[Document understanding data]
•••
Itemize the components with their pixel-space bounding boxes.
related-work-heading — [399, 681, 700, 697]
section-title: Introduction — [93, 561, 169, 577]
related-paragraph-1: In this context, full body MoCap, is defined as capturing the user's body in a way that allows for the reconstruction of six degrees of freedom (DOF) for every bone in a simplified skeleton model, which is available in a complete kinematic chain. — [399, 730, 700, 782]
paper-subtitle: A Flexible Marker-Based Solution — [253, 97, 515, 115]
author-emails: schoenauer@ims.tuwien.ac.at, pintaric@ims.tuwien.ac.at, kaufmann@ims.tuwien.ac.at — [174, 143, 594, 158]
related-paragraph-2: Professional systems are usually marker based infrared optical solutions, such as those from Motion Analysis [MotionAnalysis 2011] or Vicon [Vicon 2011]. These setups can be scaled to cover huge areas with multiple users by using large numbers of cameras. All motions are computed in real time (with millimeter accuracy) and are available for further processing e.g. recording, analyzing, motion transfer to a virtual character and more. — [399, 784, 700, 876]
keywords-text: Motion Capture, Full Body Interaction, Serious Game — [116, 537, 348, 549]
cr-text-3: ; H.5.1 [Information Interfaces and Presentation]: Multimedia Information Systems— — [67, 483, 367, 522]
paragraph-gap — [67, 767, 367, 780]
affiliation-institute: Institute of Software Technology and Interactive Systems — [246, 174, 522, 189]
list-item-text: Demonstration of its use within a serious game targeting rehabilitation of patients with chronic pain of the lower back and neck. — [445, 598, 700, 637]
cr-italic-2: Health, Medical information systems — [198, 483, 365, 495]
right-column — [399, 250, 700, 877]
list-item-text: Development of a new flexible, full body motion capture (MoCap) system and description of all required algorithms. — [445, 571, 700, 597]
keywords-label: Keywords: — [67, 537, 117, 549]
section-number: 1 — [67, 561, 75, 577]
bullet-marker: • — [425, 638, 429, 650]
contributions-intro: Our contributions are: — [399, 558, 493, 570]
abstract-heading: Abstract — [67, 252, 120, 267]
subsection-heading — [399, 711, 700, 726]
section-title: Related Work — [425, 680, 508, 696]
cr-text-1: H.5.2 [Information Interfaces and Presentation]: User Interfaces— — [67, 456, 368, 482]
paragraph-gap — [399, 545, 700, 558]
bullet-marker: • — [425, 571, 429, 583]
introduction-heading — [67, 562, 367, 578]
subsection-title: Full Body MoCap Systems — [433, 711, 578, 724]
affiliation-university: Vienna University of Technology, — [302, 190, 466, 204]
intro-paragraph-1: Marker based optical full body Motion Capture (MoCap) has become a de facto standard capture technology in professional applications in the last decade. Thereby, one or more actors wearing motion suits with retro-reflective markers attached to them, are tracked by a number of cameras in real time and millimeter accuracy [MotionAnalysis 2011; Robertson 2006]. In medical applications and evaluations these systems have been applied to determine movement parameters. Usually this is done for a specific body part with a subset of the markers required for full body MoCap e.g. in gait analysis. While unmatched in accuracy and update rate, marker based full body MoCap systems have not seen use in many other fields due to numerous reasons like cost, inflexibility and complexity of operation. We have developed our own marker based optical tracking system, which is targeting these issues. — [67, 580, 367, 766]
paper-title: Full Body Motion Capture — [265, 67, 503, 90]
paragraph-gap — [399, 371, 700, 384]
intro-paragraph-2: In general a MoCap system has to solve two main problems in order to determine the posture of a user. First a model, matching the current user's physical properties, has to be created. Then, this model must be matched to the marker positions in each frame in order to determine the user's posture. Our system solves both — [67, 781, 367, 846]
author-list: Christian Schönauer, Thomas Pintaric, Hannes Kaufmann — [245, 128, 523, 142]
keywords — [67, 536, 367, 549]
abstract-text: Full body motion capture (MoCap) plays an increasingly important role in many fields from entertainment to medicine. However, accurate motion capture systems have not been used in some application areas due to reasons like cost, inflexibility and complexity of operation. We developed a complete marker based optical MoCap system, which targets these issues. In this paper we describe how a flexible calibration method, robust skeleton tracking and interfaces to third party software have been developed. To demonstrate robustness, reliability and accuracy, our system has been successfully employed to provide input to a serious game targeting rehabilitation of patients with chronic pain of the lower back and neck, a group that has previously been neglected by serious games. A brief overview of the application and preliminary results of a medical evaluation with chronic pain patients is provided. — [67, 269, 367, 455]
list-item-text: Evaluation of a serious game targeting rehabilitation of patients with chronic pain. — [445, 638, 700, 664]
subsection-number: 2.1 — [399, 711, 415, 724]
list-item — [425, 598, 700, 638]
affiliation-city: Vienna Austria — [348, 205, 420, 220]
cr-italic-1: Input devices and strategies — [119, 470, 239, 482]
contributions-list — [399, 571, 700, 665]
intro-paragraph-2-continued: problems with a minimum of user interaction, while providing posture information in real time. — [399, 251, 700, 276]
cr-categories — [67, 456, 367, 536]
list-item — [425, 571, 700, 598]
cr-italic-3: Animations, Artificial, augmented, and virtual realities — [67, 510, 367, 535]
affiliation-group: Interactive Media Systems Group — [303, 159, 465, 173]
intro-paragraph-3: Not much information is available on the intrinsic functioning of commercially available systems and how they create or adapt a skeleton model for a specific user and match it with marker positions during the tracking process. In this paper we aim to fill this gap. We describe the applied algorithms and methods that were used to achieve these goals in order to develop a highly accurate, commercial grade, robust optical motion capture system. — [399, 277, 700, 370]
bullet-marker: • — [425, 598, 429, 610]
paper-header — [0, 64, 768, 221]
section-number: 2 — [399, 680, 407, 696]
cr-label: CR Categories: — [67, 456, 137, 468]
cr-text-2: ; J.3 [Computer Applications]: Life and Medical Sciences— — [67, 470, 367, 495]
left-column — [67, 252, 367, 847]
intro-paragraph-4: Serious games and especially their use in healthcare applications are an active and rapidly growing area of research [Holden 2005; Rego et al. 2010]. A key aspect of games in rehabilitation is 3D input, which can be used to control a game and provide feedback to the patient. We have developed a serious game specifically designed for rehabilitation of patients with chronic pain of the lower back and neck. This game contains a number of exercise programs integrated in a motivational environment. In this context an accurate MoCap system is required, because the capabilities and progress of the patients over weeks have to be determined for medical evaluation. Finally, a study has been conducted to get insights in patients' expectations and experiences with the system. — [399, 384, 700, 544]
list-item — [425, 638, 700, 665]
•••
Your assignment —
All lines of the records above with the word "virtual" in them are to be copied.

Result for this exercise —
related-paragraph-2: Professional systems are usually marker based infrared optical solutions, such as those from Motion Analysis [MotionAnalysis 2011] or Vicon [Vicon 2011]. These setups can be scaled to cover huge areas with multiple users by using large numbers of cameras. All motions are computed in real time (with millimeter accuracy) and are available for further processing e.g. recording, analyzing, motion transfer to a virtual character and more. — [399, 784, 700, 876]
cr-italic-3: Animations, Artificial, augmented, and virtual realities — [67, 510, 367, 535]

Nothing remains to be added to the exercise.